**RECORDED INFORMATION:**
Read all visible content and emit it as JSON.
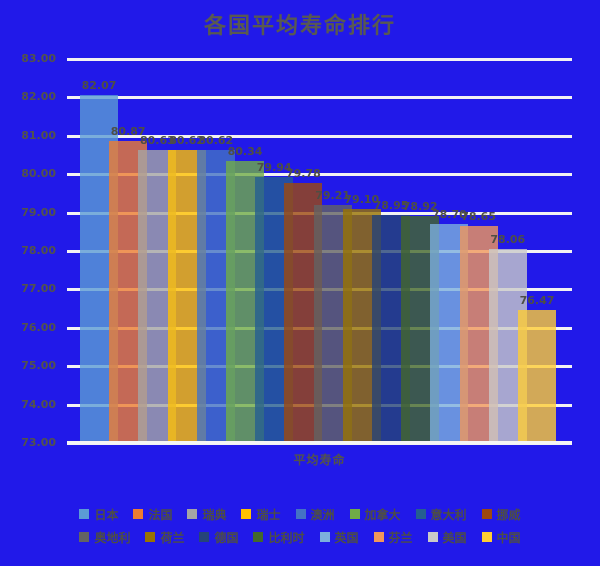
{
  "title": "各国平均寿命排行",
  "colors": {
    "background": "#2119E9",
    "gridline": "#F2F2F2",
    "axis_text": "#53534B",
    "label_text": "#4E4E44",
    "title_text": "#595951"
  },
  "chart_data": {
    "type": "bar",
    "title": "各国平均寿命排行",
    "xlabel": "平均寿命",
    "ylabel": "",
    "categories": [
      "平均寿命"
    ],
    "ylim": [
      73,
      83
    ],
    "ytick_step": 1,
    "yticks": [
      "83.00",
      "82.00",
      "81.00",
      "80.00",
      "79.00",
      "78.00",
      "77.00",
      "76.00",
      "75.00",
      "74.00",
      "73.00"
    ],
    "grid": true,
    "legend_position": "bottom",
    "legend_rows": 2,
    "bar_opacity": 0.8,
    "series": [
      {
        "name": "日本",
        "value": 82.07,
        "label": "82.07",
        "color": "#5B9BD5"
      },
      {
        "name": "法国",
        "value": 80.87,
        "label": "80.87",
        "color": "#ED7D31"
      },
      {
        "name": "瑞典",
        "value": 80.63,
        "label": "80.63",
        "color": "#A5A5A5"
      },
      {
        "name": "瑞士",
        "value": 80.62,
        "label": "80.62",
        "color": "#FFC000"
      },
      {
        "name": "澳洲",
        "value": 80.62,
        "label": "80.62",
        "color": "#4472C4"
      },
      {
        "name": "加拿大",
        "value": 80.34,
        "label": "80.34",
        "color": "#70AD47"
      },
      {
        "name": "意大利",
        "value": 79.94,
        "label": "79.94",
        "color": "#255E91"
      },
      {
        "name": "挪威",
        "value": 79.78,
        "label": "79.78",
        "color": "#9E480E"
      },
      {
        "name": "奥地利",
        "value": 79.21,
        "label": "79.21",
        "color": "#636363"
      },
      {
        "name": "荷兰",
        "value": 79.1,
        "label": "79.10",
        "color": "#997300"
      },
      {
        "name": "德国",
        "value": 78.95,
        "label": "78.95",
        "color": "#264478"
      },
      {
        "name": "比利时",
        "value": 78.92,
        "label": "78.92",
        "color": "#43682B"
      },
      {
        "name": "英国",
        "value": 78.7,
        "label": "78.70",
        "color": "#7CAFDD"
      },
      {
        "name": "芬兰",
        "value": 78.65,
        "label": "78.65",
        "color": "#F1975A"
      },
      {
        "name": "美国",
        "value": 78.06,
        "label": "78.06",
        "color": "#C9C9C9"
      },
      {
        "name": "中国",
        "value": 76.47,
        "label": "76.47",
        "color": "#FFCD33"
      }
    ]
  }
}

**WHAT YOU ARE ASKED TO DO:**
Pictures don't belong in the copy. Restate all the entries exactly.

**TASK ANSWER:**
Read all visible content and emit it as JSON.
{
  "title": "各国平均寿命排行",
  "colors": {
    "background": "#2119E9",
    "gridline": "#F2F2F2",
    "axis_text": "#53534B",
    "label_text": "#4E4E44",
    "title_text": "#595951"
  },
  "chart_data": {
    "type": "bar",
    "title": "各国平均寿命排行",
    "xlabel": "平均寿命",
    "ylabel": "",
    "categories": [
      "平均寿命"
    ],
    "ylim": [
      73,
      83
    ],
    "ytick_step": 1,
    "yticks": [
      "83.00",
      "82.00",
      "81.00",
      "80.00",
      "79.00",
      "78.00",
      "77.00",
      "76.00",
      "75.00",
      "74.00",
      "73.00"
    ],
    "grid": true,
    "legend_position": "bottom",
    "legend_rows": 2,
    "bar_opacity": 0.8,
    "series": [
      {
        "name": "日本",
        "value": 82.07,
        "label": "82.07",
        "color": "#5B9BD5"
      },
      {
        "name": "法国",
        "value": 80.87,
        "label": "80.87",
        "color": "#ED7D31"
      },
      {
        "name": "瑞典",
        "value": 80.63,
        "label": "80.63",
        "color": "#A5A5A5"
      },
      {
        "name": "瑞士",
        "value": 80.62,
        "label": "80.62",
        "color": "#FFC000"
      },
      {
        "name": "澳洲",
        "value": 80.62,
        "label": "80.62",
        "color": "#4472C4"
      },
      {
        "name": "加拿大",
        "value": 80.34,
        "label": "80.34",
        "color": "#70AD47"
      },
      {
        "name": "意大利",
        "value": 79.94,
        "label": "79.94",
        "color": "#255E91"
      },
      {
        "name": "挪威",
        "value": 79.78,
        "label": "79.78",
        "color": "#9E480E"
      },
      {
        "name": "奥地利",
        "value": 79.21,
        "label": "79.21",
        "color": "#636363"
      },
      {
        "name": "荷兰",
        "value": 79.1,
        "label": "79.10",
        "color": "#997300"
      },
      {
        "name": "德国",
        "value": 78.95,
        "label": "78.95",
        "color": "#264478"
      },
      {
        "name": "比利时",
        "value": 78.92,
        "label": "78.92",
        "color": "#43682B"
      },
      {
        "name": "英国",
        "value": 78.7,
        "label": "78.70",
        "color": "#7CAFDD"
      },
      {
        "name": "芬兰",
        "value": 78.65,
        "label": "78.65",
        "color": "#F1975A"
      },
      {
        "name": "美国",
        "value": 78.06,
        "label": "78.06",
        "color": "#C9C9C9"
      },
      {
        "name": "中国",
        "value": 76.47,
        "label": "76.47",
        "color": "#FFCD33"
      }
    ]
  }
}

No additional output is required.